• Quoted text:
**********

Updated 12:01 pm, Tuesday, March 11, 2014
(03-11) 11:59 PDT WASHINGTON -- Senate Intelligence Committee Chairwoman Dianne Feinstein, one of Washington's staunchest defenders of the intelligence community, accused the CIA on Tuesday of breaking the law and violating the separation of powers by secretly blocking Senate access to documents regarding alleged U.S. torture of terrorism suspects.
Feinstein, D-Calif., said the CIA intended to interfere with her committee's long investigation - the results of which are still classified - into the agency's detention and alleged torture of terrorism suspects during the George W. Bush administration.
The Intelligence Committee's report was three years in the making and runs 6,300 pages. The committee reviewed 6.2 million pages of documents from the Defense Department and the CIA - virtually everything the agencies had on the subject of detention of alleged terrorists.
Feinstein said the investigation had grown out of news reports that the CIA destroyed videotapes of interrogations. The agency said written cables about the interrogations would be "more than adequate."
Feinstein called the committee's review of those "chilling," leading to the subsequent investigation that began in March 2009. The probe initially had bipartisan approval, but congressional Republicans, supporting the Bush administration, eventually boycotted it.
The dispute that prompted Feinstein's denunciation of the CIA in a speech on the Senate floor Tuesday revolves around the Intelligence Committee's access to a draft CIA review of its interrogation program.
Feinstein said the document, drafted under former CIA Director Leon Panetta, confirmed the Intelligence Committee's still-classified conclusions about tactics the U.S. used to interrogate terrorism suspects, conclusions she said the agency now denies.
"Some of these important parts that the CIA now disputes in our committee study are clearly acknowledged in the CIA's own internal Panetta review," Feinstein said. "How can the CIA's official response to our study stand factually in conflict with its own internal review?"
At the outset of the torture investigation, Feinstein said, she and the then-top Republican on the committee, retired Missouri Sen. Kit Bond, reluctantly agreed at Panetta's request to view the 6.2 million-page "document dump," provided without any index or organizational structure, at secure CIA headquarters in Virginia. Feinstein said the CIA had formally agreed, however, to provide committee staff with a stand-alone computer system segregated from CIA networks to preclude agency interference in the investigation.

**********

• Tasks:
A. According to the article on Feinstein and the CIA, how many pages long is the Intelligence Committee's report?
B. Name every person who is mentioned by name in the article on Feinstein and the CIA.
The material plays no part in what is asked here.

• Information shown:
**********

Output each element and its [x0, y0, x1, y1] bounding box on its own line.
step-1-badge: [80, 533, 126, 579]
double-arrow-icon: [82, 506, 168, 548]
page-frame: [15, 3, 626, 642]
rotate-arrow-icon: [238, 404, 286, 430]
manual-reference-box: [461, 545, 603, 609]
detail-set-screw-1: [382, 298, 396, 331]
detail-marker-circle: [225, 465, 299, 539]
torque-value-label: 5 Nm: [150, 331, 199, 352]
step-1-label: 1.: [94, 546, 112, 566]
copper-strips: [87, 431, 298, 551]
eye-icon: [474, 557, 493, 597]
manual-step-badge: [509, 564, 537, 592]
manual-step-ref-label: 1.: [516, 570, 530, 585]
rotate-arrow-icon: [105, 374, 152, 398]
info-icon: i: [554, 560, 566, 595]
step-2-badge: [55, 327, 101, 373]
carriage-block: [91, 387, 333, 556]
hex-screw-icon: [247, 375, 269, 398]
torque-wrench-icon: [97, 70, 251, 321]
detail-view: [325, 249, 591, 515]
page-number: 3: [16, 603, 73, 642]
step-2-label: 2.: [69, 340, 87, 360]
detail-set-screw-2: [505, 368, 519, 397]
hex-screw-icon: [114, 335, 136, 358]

**********

• Replies:
A. 6,300 pages

B. Dianne Feinstein, George W. Bush, Leon Panetta, Kit Bond